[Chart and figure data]
'''

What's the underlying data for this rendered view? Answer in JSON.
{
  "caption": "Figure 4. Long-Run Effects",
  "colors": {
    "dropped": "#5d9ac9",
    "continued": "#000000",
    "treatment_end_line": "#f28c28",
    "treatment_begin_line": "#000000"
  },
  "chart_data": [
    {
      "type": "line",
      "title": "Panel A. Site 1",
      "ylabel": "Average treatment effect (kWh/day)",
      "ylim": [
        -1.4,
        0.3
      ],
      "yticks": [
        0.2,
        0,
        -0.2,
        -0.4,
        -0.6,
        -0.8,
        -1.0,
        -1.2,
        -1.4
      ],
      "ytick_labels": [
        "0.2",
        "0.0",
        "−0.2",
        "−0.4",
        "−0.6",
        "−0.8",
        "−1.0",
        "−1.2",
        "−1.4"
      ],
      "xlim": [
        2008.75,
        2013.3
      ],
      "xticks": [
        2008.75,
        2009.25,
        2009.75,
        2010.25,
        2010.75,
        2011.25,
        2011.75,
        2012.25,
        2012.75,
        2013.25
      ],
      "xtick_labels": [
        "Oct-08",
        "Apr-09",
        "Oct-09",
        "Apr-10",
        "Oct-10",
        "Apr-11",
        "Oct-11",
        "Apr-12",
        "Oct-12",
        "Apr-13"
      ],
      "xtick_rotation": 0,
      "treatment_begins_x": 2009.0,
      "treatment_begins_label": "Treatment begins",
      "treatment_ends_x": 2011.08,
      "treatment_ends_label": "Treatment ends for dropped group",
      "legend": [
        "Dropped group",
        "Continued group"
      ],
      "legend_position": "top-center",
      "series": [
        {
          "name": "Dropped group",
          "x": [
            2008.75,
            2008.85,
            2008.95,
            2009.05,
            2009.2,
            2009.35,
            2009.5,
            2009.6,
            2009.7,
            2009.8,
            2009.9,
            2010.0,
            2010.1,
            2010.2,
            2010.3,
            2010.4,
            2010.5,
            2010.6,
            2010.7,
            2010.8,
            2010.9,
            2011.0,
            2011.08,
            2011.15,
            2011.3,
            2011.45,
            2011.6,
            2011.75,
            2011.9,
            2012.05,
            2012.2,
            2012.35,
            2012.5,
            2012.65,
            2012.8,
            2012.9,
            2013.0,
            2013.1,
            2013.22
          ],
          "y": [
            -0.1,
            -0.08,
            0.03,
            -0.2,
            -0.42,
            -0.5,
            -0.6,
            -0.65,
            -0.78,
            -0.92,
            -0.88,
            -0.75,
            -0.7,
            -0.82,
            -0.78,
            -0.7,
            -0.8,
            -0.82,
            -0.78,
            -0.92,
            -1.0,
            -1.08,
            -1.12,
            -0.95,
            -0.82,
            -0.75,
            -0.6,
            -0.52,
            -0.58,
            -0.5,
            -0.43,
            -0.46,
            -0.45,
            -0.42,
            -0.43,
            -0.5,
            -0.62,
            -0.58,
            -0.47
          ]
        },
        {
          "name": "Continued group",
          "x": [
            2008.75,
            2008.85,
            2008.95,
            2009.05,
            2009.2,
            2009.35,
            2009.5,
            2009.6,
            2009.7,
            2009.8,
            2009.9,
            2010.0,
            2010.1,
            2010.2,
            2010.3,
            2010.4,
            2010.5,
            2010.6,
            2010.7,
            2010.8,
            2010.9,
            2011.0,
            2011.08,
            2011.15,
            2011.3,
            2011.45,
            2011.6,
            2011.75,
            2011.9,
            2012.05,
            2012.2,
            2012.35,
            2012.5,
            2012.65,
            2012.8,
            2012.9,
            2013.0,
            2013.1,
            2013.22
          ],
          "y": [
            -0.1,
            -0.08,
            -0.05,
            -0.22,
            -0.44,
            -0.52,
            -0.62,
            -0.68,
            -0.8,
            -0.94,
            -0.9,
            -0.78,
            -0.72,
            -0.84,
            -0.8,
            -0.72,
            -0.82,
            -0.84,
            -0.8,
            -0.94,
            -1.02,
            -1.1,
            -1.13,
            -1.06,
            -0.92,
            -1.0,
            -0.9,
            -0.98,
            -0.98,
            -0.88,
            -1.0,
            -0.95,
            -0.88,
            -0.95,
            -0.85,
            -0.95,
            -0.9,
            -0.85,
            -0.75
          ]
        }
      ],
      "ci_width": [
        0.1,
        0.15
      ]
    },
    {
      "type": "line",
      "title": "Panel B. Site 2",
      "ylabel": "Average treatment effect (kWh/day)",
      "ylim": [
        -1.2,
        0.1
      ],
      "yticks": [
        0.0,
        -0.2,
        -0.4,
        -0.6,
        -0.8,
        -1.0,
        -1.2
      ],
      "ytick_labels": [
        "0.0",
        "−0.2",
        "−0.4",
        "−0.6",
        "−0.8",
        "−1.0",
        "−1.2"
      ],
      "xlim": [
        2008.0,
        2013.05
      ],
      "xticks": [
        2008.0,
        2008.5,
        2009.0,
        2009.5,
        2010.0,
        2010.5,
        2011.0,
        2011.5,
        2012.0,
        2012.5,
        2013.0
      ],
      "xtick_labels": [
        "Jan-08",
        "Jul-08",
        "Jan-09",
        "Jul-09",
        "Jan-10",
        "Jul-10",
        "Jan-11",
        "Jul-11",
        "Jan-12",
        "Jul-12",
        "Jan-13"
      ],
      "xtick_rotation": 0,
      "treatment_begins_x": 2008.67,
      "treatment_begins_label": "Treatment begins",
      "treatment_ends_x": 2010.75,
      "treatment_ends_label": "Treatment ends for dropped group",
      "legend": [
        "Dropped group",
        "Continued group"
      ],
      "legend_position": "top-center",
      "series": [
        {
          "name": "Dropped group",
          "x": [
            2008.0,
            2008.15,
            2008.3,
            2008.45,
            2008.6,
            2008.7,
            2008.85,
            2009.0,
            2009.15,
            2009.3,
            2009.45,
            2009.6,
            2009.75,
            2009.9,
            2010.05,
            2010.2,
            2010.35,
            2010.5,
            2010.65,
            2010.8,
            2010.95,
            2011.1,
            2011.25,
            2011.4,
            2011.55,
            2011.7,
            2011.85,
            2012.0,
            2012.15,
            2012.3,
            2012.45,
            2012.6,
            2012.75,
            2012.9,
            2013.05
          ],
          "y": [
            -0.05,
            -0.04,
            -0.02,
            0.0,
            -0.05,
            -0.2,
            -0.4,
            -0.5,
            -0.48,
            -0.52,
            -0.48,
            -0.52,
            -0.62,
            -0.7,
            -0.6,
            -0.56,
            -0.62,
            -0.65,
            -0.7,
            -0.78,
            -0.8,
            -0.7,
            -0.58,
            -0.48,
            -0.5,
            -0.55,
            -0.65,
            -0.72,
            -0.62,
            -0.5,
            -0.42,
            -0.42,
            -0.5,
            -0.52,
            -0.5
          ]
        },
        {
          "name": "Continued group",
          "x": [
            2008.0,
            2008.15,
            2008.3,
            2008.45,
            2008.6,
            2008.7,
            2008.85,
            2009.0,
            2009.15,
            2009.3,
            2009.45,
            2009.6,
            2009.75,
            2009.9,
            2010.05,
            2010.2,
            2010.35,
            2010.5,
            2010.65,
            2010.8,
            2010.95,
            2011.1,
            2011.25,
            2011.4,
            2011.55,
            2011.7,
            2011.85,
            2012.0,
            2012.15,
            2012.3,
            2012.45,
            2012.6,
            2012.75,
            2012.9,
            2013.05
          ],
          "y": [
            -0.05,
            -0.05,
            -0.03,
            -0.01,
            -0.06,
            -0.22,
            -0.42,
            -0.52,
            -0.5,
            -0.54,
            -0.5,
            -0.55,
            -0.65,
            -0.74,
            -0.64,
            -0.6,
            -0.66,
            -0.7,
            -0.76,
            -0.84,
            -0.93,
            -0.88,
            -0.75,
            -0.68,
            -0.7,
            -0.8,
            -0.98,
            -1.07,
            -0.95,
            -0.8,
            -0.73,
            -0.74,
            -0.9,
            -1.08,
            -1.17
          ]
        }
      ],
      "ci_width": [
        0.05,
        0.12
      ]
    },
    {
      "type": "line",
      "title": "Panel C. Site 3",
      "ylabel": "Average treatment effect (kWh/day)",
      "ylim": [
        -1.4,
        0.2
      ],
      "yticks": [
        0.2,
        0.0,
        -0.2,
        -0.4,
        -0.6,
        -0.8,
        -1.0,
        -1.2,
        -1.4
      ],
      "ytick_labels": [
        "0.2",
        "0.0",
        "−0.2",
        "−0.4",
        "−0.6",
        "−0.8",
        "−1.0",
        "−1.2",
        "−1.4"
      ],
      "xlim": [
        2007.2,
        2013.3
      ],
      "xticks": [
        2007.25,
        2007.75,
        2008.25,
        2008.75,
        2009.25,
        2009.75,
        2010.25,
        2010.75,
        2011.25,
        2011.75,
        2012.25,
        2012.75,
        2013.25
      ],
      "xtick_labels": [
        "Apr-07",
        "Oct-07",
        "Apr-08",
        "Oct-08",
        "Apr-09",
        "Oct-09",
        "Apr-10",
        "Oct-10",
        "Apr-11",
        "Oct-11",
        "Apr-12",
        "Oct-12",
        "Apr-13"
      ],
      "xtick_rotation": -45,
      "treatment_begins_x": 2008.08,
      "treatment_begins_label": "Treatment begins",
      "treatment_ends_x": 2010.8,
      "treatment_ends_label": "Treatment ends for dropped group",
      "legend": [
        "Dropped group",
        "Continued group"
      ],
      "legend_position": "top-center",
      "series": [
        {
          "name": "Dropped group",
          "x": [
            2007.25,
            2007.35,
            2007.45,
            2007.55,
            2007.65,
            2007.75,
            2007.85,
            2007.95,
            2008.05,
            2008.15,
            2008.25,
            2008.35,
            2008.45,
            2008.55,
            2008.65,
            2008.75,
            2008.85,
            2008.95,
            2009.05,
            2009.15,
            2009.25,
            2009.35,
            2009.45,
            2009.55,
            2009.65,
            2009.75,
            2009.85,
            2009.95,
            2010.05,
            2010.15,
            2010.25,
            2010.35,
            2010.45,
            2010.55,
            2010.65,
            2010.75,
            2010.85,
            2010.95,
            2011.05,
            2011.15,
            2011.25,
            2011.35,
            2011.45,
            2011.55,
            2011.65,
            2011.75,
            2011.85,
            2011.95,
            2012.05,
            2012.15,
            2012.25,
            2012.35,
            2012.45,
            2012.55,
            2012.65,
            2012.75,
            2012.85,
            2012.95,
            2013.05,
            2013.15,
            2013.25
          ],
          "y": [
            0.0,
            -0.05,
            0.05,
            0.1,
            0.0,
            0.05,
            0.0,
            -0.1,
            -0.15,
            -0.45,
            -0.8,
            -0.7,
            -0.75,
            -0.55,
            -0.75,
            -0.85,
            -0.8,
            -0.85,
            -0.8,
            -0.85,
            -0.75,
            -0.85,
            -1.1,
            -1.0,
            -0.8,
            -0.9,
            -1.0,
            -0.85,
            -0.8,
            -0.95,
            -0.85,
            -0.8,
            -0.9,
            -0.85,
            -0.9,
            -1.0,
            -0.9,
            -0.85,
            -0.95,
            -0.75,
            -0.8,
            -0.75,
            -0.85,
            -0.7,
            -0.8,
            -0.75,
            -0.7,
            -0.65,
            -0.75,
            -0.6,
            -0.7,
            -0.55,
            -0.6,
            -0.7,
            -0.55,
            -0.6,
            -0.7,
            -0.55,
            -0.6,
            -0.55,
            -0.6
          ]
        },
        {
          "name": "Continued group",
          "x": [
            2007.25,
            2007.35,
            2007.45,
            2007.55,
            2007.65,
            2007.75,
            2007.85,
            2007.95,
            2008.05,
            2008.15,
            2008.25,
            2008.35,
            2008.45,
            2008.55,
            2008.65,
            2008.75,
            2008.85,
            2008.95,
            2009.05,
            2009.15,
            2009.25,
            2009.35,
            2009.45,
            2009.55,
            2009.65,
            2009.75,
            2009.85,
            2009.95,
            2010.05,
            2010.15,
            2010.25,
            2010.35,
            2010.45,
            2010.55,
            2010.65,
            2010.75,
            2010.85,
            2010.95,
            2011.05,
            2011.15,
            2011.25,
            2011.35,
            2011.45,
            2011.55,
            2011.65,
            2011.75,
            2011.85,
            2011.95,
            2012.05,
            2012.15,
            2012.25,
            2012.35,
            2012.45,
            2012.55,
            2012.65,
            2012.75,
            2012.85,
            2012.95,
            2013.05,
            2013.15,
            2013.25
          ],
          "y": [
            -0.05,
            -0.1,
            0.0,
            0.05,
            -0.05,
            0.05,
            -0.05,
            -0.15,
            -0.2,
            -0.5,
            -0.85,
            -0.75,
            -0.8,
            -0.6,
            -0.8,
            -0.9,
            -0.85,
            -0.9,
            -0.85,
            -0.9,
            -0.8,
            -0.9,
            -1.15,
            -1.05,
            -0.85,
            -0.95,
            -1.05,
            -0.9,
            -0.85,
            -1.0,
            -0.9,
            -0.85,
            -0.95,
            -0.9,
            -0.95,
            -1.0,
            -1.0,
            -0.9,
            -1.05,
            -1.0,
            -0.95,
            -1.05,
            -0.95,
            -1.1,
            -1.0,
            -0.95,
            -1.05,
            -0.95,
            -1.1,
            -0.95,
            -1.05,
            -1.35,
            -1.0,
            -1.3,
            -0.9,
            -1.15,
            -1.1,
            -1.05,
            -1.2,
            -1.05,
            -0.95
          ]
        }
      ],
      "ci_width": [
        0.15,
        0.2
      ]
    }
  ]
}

'''

Exercise details |
From the entries above, pull out each line that includes "Panel".

Finished exercise |
      "title": "Panel A. Site 1",
      "title": "Panel B. Site 2",
      "title": "Panel C. Site 3",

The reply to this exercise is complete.